[BEGIN Data for processing]

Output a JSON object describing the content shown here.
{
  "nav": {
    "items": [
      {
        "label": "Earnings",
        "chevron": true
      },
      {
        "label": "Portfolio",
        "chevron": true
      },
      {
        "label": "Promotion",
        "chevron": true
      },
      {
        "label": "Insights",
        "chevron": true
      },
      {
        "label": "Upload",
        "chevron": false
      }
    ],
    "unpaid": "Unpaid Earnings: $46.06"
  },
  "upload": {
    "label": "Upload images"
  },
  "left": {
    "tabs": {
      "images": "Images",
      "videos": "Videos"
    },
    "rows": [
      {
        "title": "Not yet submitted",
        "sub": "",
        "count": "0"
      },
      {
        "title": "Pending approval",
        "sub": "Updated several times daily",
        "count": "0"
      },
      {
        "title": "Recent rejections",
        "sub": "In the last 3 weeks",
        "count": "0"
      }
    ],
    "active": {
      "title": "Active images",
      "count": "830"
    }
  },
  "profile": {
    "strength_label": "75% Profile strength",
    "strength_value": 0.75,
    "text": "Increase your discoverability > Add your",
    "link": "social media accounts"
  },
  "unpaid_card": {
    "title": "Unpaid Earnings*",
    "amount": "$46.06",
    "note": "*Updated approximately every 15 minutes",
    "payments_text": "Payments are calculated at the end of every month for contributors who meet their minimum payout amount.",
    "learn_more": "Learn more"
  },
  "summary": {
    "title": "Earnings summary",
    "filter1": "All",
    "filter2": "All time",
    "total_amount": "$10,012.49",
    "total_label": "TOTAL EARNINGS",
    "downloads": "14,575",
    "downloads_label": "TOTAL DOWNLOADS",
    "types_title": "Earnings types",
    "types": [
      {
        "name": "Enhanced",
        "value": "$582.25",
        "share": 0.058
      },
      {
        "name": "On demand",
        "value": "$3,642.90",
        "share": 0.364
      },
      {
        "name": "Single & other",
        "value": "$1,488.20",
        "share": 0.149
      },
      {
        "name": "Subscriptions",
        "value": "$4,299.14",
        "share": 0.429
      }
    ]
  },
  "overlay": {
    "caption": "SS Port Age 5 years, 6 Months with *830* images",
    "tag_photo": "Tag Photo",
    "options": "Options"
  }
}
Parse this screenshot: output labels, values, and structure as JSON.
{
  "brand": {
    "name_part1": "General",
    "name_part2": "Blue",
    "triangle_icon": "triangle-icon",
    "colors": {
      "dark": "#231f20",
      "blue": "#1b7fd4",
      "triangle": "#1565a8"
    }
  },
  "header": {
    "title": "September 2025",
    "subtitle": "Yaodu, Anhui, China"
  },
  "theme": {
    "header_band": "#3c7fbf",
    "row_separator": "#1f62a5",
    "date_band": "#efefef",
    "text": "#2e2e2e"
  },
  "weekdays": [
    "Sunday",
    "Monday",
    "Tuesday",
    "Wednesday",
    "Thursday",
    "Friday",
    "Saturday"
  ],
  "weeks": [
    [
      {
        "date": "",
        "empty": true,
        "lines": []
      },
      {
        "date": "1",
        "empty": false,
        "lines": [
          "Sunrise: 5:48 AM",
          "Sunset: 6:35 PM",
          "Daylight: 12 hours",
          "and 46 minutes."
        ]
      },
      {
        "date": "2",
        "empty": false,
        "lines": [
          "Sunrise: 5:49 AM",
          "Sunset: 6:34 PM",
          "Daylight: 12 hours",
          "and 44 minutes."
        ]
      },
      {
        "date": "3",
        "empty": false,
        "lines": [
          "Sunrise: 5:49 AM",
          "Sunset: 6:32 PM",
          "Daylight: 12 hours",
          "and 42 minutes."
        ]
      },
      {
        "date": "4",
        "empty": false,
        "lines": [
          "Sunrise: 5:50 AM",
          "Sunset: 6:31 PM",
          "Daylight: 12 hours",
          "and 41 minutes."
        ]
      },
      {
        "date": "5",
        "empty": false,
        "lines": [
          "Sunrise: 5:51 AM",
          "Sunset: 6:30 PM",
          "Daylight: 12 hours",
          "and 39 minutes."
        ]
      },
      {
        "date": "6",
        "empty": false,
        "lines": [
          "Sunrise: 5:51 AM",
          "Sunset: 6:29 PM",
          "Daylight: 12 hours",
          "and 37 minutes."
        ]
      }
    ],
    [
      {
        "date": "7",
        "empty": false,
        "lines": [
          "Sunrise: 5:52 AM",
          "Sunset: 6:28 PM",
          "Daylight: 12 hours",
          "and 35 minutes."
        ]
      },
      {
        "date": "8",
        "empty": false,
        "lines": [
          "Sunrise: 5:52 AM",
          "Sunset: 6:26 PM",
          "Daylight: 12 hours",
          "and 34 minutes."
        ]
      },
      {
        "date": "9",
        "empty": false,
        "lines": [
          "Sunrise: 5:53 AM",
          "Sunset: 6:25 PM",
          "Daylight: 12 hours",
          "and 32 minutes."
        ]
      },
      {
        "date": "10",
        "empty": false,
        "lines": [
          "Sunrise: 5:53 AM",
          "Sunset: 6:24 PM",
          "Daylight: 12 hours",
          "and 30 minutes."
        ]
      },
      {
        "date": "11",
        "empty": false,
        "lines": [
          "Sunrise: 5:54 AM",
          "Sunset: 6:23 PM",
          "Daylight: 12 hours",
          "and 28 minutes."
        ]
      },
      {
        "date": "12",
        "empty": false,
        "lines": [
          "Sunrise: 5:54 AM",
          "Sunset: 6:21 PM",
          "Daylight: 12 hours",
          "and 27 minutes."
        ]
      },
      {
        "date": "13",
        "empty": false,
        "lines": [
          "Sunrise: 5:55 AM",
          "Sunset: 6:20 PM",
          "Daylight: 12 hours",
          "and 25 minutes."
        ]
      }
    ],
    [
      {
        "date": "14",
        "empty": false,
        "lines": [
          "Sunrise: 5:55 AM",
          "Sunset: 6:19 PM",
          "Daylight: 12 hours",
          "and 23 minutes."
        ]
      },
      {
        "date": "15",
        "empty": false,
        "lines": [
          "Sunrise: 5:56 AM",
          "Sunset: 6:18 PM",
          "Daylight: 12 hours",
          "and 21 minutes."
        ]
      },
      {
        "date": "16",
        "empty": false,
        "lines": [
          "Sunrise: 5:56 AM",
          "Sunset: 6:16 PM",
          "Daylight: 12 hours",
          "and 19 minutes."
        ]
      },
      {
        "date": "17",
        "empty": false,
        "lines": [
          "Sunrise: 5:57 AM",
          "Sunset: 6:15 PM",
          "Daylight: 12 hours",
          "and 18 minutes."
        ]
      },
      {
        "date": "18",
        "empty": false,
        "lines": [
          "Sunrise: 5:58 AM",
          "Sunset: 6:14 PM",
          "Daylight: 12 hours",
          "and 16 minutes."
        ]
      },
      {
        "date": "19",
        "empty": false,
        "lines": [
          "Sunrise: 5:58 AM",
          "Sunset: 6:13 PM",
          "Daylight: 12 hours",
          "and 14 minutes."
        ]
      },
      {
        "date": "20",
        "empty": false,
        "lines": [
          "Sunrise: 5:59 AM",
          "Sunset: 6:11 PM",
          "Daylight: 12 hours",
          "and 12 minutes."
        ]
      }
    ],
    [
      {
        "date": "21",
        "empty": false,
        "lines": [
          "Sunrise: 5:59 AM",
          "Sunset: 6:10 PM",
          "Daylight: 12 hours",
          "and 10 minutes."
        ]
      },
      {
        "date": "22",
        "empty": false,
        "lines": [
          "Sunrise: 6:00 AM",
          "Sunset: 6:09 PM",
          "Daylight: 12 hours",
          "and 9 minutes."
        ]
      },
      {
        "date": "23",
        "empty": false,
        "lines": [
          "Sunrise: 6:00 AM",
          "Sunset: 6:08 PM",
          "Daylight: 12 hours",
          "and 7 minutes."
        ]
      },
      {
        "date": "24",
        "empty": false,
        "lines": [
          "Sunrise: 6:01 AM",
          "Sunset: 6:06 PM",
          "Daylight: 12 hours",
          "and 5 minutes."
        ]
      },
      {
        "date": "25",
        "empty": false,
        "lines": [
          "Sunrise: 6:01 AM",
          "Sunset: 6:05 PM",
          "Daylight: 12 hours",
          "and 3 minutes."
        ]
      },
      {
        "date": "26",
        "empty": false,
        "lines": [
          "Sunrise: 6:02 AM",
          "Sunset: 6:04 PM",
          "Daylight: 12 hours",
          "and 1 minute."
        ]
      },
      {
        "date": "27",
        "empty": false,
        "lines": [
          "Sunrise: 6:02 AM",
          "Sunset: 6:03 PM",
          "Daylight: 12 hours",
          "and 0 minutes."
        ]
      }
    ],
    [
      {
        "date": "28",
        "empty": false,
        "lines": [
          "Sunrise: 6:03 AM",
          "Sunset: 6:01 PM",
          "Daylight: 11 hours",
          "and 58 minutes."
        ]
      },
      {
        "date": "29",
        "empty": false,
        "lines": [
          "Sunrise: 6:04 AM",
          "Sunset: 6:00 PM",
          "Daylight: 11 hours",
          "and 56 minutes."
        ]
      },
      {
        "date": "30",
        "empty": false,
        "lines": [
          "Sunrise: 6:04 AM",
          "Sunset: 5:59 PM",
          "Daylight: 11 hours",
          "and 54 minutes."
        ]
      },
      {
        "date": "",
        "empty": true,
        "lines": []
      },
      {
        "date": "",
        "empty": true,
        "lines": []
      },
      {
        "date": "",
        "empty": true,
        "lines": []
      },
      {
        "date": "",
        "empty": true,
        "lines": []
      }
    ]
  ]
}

[END Data for processing]

#### [Problem statement]
Going over the lines above, work out how many include "images", then give only that number.

#### [Result]
4